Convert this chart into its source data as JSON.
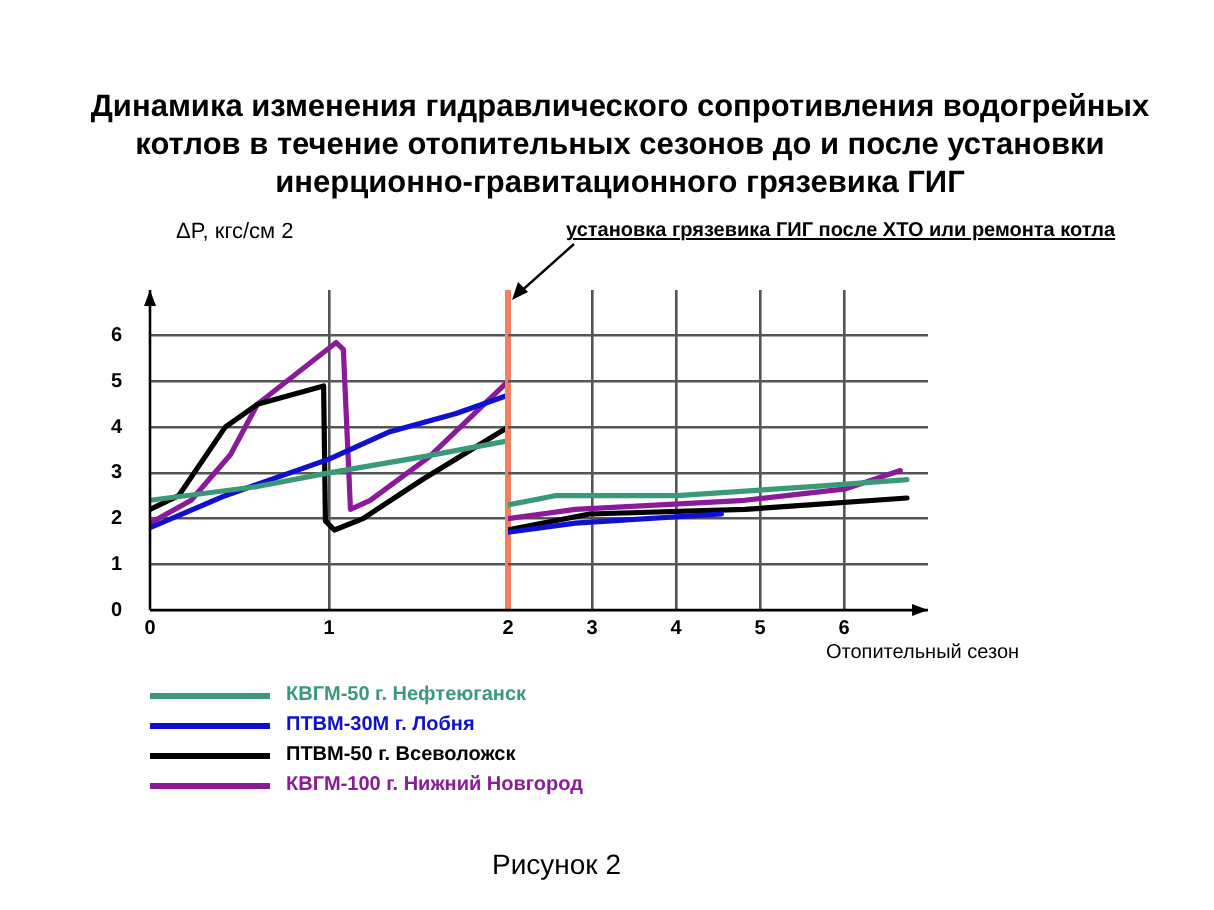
{
  "chart_data": [
    {
      "type": "line",
      "title": "Динамика изменения гидравлического сопротивления водогрейных котлов в течение отопительных сезонов до  и  после установки инерционно-гравитационного грязевика ГИГ",
      "ylabel": "ΔP, кгс/см 2",
      "xlim": [
        0,
        2
      ],
      "xticks": [
        0,
        1
      ],
      "ylim": [
        0,
        7
      ],
      "yticks": [
        0,
        1,
        2,
        3,
        4,
        5,
        6
      ],
      "grid": true,
      "legend": "bottom",
      "annotations": [
        "Рисунок 2"
      ],
      "ref_lines": [
        {
          "axis": "x",
          "value": 2,
          "label": "установка грязевика ГИГ после ХТО или ремонта котла",
          "color": "#f08060"
        }
      ],
      "series": [
        {
          "name": "КВГМ-50 г. Нефтеюганск",
          "color": "#3a9a78",
          "x": [
            0,
            0.6,
            1,
            1.52,
            2
          ],
          "values": [
            2.4,
            2.7,
            3.0,
            3.35,
            3.7
          ]
        },
        {
          "name": "ПТВМ-30М г. Лобня",
          "color": "#1010d0",
          "x": [
            0,
            0.42,
            1,
            1.34,
            1.71,
            2
          ],
          "values": [
            1.8,
            2.5,
            3.3,
            3.9,
            4.3,
            4.7
          ]
        },
        {
          "name": "ПТВМ-50 г. Всеволожск",
          "color": "#000000",
          "x": [
            0,
            0.16,
            0.42,
            0.6,
            0.97,
            0.98,
            1.03,
            1.19,
            1.52,
            2
          ],
          "values": [
            2.2,
            2.5,
            4.0,
            4.5,
            4.9,
            1.95,
            1.75,
            2.0,
            2.85,
            4.0
          ]
        },
        {
          "name": "КВГМ-100 г. Нижний Новгород",
          "color": "#8b1a9b",
          "x": [
            0,
            0.23,
            0.45,
            0.6,
            1.04,
            1.08,
            1.12,
            1.23,
            1.56,
            2
          ],
          "values": [
            1.9,
            2.4,
            3.4,
            4.5,
            5.85,
            5.7,
            2.2,
            2.4,
            3.35,
            5.0
          ]
        }
      ]
    },
    {
      "type": "line",
      "xlabel": "Отопительный сезон",
      "xlim": [
        2,
        7
      ],
      "xticks": [
        2,
        3,
        4,
        5,
        6
      ],
      "ylim": [
        0,
        7
      ],
      "yticks": [
        0,
        1,
        2,
        3,
        4,
        5,
        6
      ],
      "grid": true,
      "tick_labels": "x",
      "series": [
        {
          "color": "#3a9a78",
          "x": [
            2,
            2.56,
            4.01,
            5.62,
            6.75
          ],
          "values": [
            2.3,
            2.5,
            2.5,
            2.7,
            2.85
          ]
        },
        {
          "color": "#1010d0",
          "x": [
            2,
            2.8,
            4.54
          ],
          "values": [
            1.7,
            1.9,
            2.1
          ]
        },
        {
          "color": "#000000",
          "x": [
            2,
            2.97,
            4.82,
            6.75
          ],
          "values": [
            1.75,
            2.1,
            2.2,
            2.45
          ]
        },
        {
          "color": "#8b1a9b",
          "x": [
            2,
            2.8,
            4.82,
            6.02,
            6.67
          ],
          "values": [
            2.0,
            2.2,
            2.4,
            2.65,
            3.05
          ]
        }
      ]
    }
  ]
}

What to produce
Return the material exactly as given, apart from the pictures.

Finished task
Convert this chart into its source data as JSON.
{
  "chart_data": [
    {
      "type": "line",
      "title": "Динамика изменения гидравлического сопротивления водогрейных котлов в течение отопительных сезонов до  и  после установки инерционно-гравитационного грязевика ГИГ",
      "ylabel": "ΔP, кгс/см 2",
      "xlim": [
        0,
        2
      ],
      "xticks": [
        0,
        1
      ],
      "ylim": [
        0,
        7
      ],
      "yticks": [
        0,
        1,
        2,
        3,
        4,
        5,
        6
      ],
      "grid": true,
      "legend": "bottom",
      "annotations": [
        "Рисунок 2"
      ],
      "ref_lines": [
        {
          "axis": "x",
          "value": 2,
          "label": "установка грязевика ГИГ после ХТО или ремонта котла",
          "color": "#f08060"
        }
      ],
      "series": [
        {
          "name": "КВГМ-50 г. Нефтеюганск",
          "color": "#3a9a78",
          "x": [
            0,
            0.6,
            1,
            1.52,
            2
          ],
          "values": [
            2.4,
            2.7,
            3.0,
            3.35,
            3.7
          ]
        },
        {
          "name": "ПТВМ-30М г. Лобня",
          "color": "#1010d0",
          "x": [
            0,
            0.42,
            1,
            1.34,
            1.71,
            2
          ],
          "values": [
            1.8,
            2.5,
            3.3,
            3.9,
            4.3,
            4.7
          ]
        },
        {
          "name": "ПТВМ-50 г. Всеволожск",
          "color": "#000000",
          "x": [
            0,
            0.16,
            0.42,
            0.6,
            0.97,
            0.98,
            1.03,
            1.19,
            1.52,
            2
          ],
          "values": [
            2.2,
            2.5,
            4.0,
            4.5,
            4.9,
            1.95,
            1.75,
            2.0,
            2.85,
            4.0
          ]
        },
        {
          "name": "КВГМ-100 г. Нижний Новгород",
          "color": "#8b1a9b",
          "x": [
            0,
            0.23,
            0.45,
            0.6,
            1.04,
            1.08,
            1.12,
            1.23,
            1.56,
            2
          ],
          "values": [
            1.9,
            2.4,
            3.4,
            4.5,
            5.85,
            5.7,
            2.2,
            2.4,
            3.35,
            5.0
          ]
        }
      ]
    },
    {
      "type": "line",
      "xlabel": "Отопительный сезон",
      "xlim": [
        2,
        7
      ],
      "xticks": [
        2,
        3,
        4,
        5,
        6
      ],
      "ylim": [
        0,
        7
      ],
      "yticks": [
        0,
        1,
        2,
        3,
        4,
        5,
        6
      ],
      "grid": true,
      "tick_labels": "x",
      "series": [
        {
          "color": "#3a9a78",
          "x": [
            2,
            2.56,
            4.01,
            5.62,
            6.75
          ],
          "values": [
            2.3,
            2.5,
            2.5,
            2.7,
            2.85
          ]
        },
        {
          "color": "#1010d0",
          "x": [
            2,
            2.8,
            4.54
          ],
          "values": [
            1.7,
            1.9,
            2.1
          ]
        },
        {
          "color": "#000000",
          "x": [
            2,
            2.97,
            4.82,
            6.75
          ],
          "values": [
            1.75,
            2.1,
            2.2,
            2.45
          ]
        },
        {
          "color": "#8b1a9b",
          "x": [
            2,
            2.8,
            4.82,
            6.02,
            6.67
          ],
          "values": [
            2.0,
            2.2,
            2.4,
            2.65,
            3.05
          ]
        }
      ]
    }
  ]
}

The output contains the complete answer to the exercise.